- **Exercise description**: Retype the full set of records. Keep every character identical.

***** Information shown *****

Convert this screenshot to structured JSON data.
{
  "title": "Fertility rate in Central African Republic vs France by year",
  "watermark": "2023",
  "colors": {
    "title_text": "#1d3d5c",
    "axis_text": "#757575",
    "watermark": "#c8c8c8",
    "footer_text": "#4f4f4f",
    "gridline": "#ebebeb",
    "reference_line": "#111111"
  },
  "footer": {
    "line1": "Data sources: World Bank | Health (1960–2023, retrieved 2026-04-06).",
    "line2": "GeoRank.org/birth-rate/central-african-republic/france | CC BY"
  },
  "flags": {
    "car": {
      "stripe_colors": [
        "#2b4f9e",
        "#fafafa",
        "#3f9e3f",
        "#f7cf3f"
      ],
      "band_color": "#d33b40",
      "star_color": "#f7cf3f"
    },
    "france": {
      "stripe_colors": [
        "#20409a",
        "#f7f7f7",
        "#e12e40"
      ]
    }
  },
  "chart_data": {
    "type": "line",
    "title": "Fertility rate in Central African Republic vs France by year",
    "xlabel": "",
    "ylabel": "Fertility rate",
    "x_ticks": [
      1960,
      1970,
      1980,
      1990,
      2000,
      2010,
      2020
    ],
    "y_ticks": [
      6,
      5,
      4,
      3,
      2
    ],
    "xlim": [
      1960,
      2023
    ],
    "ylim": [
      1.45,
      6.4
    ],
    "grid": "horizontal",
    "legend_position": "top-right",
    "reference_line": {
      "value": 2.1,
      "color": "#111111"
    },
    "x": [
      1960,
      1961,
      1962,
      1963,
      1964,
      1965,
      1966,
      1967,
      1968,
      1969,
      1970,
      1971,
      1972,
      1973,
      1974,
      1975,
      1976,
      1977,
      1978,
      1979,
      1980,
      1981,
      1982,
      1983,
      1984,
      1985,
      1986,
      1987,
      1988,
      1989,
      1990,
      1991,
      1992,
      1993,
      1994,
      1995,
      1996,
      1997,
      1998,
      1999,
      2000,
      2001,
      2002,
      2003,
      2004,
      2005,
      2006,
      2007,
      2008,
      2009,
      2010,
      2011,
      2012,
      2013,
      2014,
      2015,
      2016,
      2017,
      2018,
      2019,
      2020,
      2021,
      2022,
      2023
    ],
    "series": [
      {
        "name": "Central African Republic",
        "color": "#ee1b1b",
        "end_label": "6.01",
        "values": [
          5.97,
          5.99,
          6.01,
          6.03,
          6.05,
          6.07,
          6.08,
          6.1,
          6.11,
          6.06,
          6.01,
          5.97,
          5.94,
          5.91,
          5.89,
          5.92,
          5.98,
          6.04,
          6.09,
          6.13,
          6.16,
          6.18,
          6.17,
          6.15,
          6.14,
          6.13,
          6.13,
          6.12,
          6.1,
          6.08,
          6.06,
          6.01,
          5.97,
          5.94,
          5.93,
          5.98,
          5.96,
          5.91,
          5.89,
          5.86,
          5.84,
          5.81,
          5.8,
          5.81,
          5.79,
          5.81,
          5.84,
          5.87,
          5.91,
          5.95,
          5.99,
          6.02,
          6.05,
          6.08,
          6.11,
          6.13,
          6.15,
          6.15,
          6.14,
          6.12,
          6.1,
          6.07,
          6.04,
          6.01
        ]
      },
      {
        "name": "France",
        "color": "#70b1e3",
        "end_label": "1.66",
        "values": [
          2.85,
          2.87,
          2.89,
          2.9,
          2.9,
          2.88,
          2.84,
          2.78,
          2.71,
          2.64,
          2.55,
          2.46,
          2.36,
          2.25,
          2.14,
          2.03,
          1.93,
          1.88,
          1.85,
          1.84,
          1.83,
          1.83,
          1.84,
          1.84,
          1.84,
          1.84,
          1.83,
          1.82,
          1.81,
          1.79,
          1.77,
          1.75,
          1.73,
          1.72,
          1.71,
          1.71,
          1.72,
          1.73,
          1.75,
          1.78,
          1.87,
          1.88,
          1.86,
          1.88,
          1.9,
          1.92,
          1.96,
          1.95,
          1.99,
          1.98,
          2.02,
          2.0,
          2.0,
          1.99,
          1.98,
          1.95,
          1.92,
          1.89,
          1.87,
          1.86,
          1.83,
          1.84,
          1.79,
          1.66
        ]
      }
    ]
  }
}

*****

- **Full output**:
Convert this screenshot to structured JSON data.
{
  "title": "Fertility rate in Central African Republic vs France by year",
  "watermark": "2023",
  "colors": {
    "title_text": "#1d3d5c",
    "axis_text": "#757575",
    "watermark": "#c8c8c8",
    "footer_text": "#4f4f4f",
    "gridline": "#ebebeb",
    "reference_line": "#111111"
  },
  "footer": {
    "line1": "Data sources: World Bank | Health (1960–2023, retrieved 2026-04-06).",
    "line2": "GeoRank.org/birth-rate/central-african-republic/france | CC BY"
  },
  "flags": {
    "car": {
      "stripe_colors": [
        "#2b4f9e",
        "#fafafa",
        "#3f9e3f",
        "#f7cf3f"
      ],
      "band_color": "#d33b40",
      "star_color": "#f7cf3f"
    },
    "france": {
      "stripe_colors": [
        "#20409a",
        "#f7f7f7",
        "#e12e40"
      ]
    }
  },
  "chart_data": {
    "type": "line",
    "title": "Fertility rate in Central African Republic vs France by year",
    "xlabel": "",
    "ylabel": "Fertility rate",
    "x_ticks": [
      1960,
      1970,
      1980,
      1990,
      2000,
      2010,
      2020
    ],
    "y_ticks": [
      6,
      5,
      4,
      3,
      2
    ],
    "xlim": [
      1960,
      2023
    ],
    "ylim": [
      1.45,
      6.4
    ],
    "grid": "horizontal",
    "legend_position": "top-right",
    "reference_line": {
      "value": 2.1,
      "color": "#111111"
    },
    "x": [
      1960,
      1961,
      1962,
      1963,
      1964,
      1965,
      1966,
      1967,
      1968,
      1969,
      1970,
      1971,
      1972,
      1973,
      1974,
      1975,
      1976,
      1977,
      1978,
      1979,
      1980,
      1981,
      1982,
      1983,
      1984,
      1985,
      1986,
      1987,
      1988,
      1989,
      1990,
      1991,
      1992,
      1993,
      1994,
      1995,
      1996,
      1997,
      1998,
      1999,
      2000,
      2001,
      2002,
      2003,
      2004,
      2005,
      2006,
      2007,
      2008,
      2009,
      2010,
      2011,
      2012,
      2013,
      2014,
      2015,
      2016,
      2017,
      2018,
      2019,
      2020,
      2021,
      2022,
      2023
    ],
    "series": [
      {
        "name": "Central African Republic",
        "color": "#ee1b1b",
        "end_label": "6.01",
        "values": [
          5.97,
          5.99,
          6.01,
          6.03,
          6.05,
          6.07,
          6.08,
          6.1,
          6.11,
          6.06,
          6.01,
          5.97,
          5.94,
          5.91,
          5.89,
          5.92,
          5.98,
          6.04,
          6.09,
          6.13,
          6.16,
          6.18,
          6.17,
          6.15,
          6.14,
          6.13,
          6.13,
          6.12,
          6.1,
          6.08,
          6.06,
          6.01,
          5.97,
          5.94,
          5.93,
          5.98,
          5.96,
          5.91,
          5.89,
          5.86,
          5.84,
          5.81,
          5.8,
          5.81,
          5.79,
          5.81,
          5.84,
          5.87,
          5.91,
          5.95,
          5.99,
          6.02,
          6.05,
          6.08,
          6.11,
          6.13,
          6.15,
          6.15,
          6.14,
          6.12,
          6.1,
          6.07,
          6.04,
          6.01
        ]
      },
      {
        "name": "France",
        "color": "#70b1e3",
        "end_label": "1.66",
        "values": [
          2.85,
          2.87,
          2.89,
          2.9,
          2.9,
          2.88,
          2.84,
          2.78,
          2.71,
          2.64,
          2.55,
          2.46,
          2.36,
          2.25,
          2.14,
          2.03,
          1.93,
          1.88,
          1.85,
          1.84,
          1.83,
          1.83,
          1.84,
          1.84,
          1.84,
          1.84,
          1.83,
          1.82,
          1.81,
          1.79,
          1.77,
          1.75,
          1.73,
          1.72,
          1.71,
          1.71,
          1.72,
          1.73,
          1.75,
          1.78,
          1.87,
          1.88,
          1.86,
          1.88,
          1.9,
          1.92,
          1.96,
          1.95,
          1.99,
          1.98,
          2.02,
          2.0,
          2.0,
          1.99,
          1.98,
          1.95,
          1.92,
          1.89,
          1.87,
          1.86,
          1.83,
          1.84,
          1.79,
          1.66
        ]
      }
    ]
  }
}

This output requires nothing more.